→ **EXERCISE BRIEF**
From the listing below, pull out the lines that hold "binaries".

begin DATA TO USE

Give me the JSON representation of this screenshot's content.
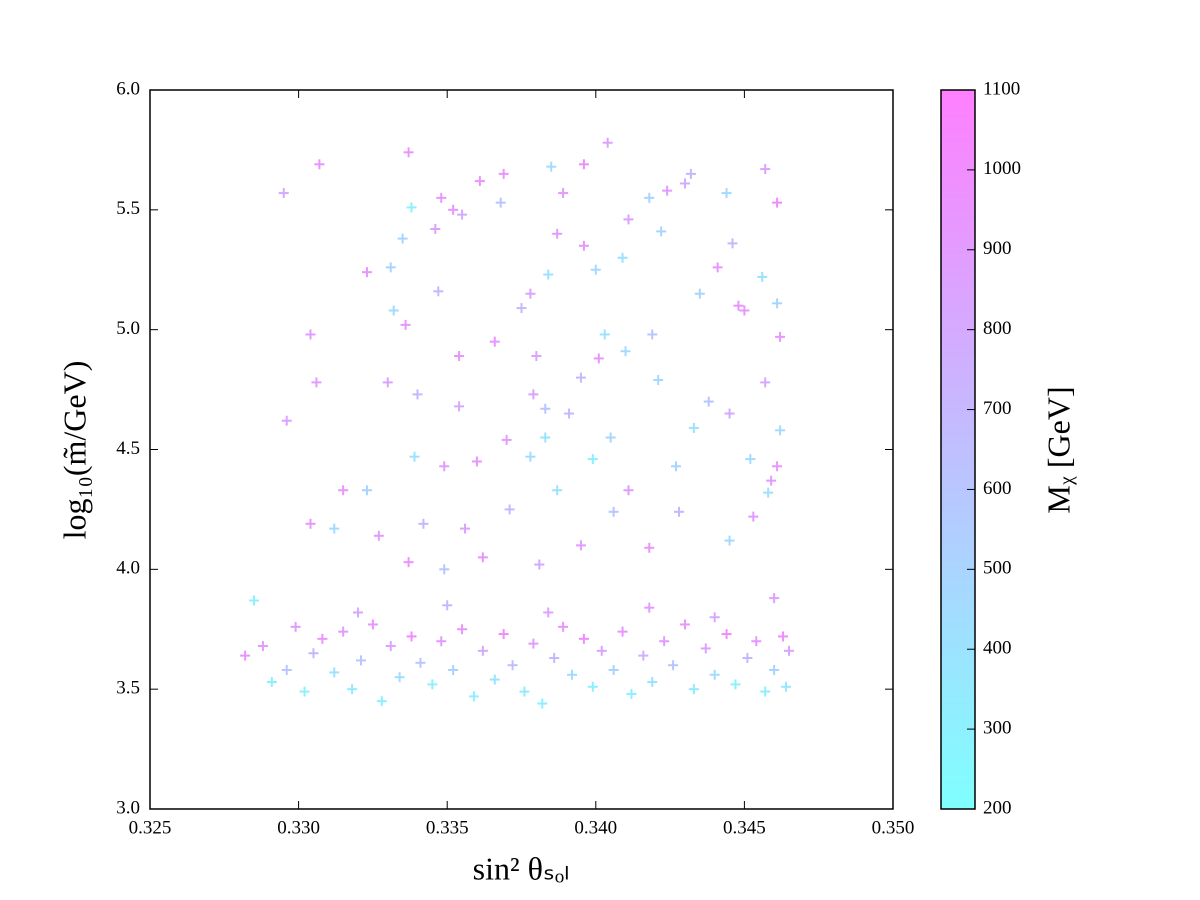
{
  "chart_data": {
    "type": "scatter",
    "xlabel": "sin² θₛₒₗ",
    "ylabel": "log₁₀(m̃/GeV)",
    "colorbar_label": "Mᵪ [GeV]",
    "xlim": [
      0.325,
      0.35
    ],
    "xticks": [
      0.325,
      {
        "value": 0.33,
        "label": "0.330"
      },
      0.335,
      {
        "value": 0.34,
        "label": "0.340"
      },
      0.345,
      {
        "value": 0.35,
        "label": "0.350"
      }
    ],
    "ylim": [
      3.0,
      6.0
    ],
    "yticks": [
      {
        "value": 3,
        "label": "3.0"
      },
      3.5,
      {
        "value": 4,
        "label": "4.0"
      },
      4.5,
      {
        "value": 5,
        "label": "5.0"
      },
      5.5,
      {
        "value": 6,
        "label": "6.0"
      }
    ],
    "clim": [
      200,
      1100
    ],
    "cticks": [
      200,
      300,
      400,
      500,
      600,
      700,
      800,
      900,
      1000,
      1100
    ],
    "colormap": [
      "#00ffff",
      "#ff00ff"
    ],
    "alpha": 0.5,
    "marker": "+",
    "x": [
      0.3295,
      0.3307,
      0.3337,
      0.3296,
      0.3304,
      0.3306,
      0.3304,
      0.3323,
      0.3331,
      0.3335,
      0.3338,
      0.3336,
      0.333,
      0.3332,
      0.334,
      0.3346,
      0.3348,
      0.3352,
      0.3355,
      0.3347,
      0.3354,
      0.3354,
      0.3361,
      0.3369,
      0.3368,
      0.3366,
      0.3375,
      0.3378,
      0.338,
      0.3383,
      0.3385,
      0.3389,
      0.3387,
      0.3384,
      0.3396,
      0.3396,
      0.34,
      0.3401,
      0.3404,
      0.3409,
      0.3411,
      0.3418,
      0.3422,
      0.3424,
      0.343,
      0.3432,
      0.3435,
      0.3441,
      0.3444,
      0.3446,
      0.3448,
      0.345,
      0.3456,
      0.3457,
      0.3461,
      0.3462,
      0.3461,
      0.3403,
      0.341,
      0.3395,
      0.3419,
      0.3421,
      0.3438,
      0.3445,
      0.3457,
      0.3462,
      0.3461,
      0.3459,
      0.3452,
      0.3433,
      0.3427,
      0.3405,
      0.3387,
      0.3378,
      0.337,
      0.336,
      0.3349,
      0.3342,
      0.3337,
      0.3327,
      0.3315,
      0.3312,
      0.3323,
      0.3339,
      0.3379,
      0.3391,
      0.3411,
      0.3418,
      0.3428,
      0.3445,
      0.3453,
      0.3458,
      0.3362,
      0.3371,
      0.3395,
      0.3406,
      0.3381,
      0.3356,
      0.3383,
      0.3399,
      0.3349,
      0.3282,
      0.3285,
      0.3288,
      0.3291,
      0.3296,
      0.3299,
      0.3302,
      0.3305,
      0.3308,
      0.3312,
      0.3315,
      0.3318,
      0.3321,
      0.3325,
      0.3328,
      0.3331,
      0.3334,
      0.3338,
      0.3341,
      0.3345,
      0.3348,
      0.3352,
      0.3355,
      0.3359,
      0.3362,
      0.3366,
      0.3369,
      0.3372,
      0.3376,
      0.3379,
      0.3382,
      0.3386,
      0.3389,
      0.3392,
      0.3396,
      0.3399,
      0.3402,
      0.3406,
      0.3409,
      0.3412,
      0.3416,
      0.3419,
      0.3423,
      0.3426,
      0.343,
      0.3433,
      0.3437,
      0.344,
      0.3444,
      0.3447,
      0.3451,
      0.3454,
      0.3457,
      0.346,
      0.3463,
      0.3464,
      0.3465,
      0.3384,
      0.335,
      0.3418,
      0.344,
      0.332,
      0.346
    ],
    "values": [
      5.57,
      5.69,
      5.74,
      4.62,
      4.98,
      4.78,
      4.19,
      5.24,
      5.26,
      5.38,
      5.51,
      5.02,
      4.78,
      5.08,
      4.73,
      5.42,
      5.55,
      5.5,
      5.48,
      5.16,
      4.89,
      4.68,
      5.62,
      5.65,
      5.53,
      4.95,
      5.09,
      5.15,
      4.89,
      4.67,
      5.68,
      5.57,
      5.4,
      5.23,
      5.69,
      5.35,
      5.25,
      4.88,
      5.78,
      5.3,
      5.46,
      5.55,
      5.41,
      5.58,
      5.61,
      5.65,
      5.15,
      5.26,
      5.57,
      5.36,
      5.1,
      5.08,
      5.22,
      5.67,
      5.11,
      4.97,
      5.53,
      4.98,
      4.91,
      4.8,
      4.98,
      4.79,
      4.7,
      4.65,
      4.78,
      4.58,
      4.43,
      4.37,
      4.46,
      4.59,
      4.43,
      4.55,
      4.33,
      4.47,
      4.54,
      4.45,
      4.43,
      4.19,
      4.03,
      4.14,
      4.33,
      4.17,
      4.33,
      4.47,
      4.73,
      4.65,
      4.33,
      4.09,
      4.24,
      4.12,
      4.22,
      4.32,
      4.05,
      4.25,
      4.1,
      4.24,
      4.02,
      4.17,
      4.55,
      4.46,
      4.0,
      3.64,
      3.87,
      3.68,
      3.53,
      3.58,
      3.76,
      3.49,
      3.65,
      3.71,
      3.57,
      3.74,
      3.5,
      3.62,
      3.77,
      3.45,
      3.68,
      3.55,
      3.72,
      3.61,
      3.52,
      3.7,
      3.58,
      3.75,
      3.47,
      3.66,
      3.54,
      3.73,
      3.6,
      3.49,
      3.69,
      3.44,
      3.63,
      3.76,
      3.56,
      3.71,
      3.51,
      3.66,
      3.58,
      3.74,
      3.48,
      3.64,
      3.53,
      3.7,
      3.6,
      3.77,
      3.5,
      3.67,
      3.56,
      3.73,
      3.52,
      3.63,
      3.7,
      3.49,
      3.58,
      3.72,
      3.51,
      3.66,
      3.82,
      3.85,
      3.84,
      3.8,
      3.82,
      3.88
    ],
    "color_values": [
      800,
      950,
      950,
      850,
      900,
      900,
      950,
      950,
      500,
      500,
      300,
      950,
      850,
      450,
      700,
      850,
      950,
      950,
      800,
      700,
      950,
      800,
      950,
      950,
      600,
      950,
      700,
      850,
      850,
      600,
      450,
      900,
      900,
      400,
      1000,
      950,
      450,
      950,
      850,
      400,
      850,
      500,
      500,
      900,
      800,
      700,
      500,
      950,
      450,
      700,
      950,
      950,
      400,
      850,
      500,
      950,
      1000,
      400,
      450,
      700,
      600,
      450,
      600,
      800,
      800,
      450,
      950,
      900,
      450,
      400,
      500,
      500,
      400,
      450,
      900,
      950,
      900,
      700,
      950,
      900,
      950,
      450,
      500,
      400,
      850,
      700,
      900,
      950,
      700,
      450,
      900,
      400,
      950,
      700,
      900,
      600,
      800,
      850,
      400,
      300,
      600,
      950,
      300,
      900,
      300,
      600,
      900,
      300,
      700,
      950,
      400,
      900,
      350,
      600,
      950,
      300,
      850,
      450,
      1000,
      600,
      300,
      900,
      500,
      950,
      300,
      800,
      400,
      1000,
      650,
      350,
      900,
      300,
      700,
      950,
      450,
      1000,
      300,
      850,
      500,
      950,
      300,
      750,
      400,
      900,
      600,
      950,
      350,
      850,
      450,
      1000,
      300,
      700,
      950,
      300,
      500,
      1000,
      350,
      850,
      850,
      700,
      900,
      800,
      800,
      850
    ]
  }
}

end DATA TO USE
begin DATA TO USE

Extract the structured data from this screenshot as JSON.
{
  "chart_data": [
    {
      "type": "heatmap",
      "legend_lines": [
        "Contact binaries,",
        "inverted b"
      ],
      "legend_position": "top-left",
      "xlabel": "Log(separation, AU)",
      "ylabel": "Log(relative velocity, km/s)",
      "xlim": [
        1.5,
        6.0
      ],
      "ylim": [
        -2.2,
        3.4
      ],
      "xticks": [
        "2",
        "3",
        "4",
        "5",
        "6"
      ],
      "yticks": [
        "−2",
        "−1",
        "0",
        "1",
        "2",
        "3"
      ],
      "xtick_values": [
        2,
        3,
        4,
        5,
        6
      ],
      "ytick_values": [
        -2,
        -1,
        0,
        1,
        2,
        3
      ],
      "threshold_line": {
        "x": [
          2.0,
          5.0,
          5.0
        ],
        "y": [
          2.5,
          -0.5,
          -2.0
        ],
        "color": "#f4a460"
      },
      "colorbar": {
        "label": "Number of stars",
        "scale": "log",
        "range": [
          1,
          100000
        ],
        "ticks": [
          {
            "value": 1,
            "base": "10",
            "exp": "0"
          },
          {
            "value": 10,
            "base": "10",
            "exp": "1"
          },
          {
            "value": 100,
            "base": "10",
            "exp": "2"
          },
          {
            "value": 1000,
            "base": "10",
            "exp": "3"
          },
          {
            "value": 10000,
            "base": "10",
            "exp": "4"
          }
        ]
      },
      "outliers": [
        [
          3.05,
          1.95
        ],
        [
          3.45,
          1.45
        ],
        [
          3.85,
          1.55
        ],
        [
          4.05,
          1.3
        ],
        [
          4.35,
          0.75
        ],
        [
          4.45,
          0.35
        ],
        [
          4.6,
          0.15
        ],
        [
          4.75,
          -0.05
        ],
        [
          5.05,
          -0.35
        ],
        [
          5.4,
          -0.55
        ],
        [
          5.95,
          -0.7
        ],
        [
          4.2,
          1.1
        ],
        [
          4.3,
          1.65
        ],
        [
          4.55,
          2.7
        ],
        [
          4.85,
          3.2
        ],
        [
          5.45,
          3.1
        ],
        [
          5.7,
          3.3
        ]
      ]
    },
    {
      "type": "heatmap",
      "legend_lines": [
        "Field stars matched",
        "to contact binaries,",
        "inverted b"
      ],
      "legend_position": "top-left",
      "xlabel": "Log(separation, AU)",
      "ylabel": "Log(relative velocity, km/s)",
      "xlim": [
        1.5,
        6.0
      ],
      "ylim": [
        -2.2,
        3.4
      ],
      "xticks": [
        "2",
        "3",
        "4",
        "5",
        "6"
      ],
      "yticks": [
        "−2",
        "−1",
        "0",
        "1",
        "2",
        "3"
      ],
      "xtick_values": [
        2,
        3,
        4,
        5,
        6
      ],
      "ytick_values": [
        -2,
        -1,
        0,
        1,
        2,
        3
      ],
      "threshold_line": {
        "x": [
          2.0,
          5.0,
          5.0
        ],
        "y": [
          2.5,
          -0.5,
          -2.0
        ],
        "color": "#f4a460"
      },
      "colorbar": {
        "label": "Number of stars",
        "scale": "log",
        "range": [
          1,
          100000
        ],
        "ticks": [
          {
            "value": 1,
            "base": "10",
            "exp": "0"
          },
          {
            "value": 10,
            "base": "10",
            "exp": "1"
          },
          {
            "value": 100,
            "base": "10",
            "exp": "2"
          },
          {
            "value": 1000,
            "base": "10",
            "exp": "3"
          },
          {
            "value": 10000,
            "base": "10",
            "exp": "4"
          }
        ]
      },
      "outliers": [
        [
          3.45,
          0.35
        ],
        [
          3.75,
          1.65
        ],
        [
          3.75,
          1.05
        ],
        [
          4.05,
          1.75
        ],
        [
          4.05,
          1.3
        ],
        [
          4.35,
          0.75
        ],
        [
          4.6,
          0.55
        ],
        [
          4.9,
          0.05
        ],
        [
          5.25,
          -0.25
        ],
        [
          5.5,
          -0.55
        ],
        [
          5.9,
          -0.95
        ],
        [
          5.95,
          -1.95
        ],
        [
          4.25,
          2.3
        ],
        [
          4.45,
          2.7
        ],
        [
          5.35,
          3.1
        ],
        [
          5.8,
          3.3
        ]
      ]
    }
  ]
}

end DATA TO USE

→ **SOLUTION TO THIS EXERCISE**
        "Contact binaries,",
        "to contact binaries,",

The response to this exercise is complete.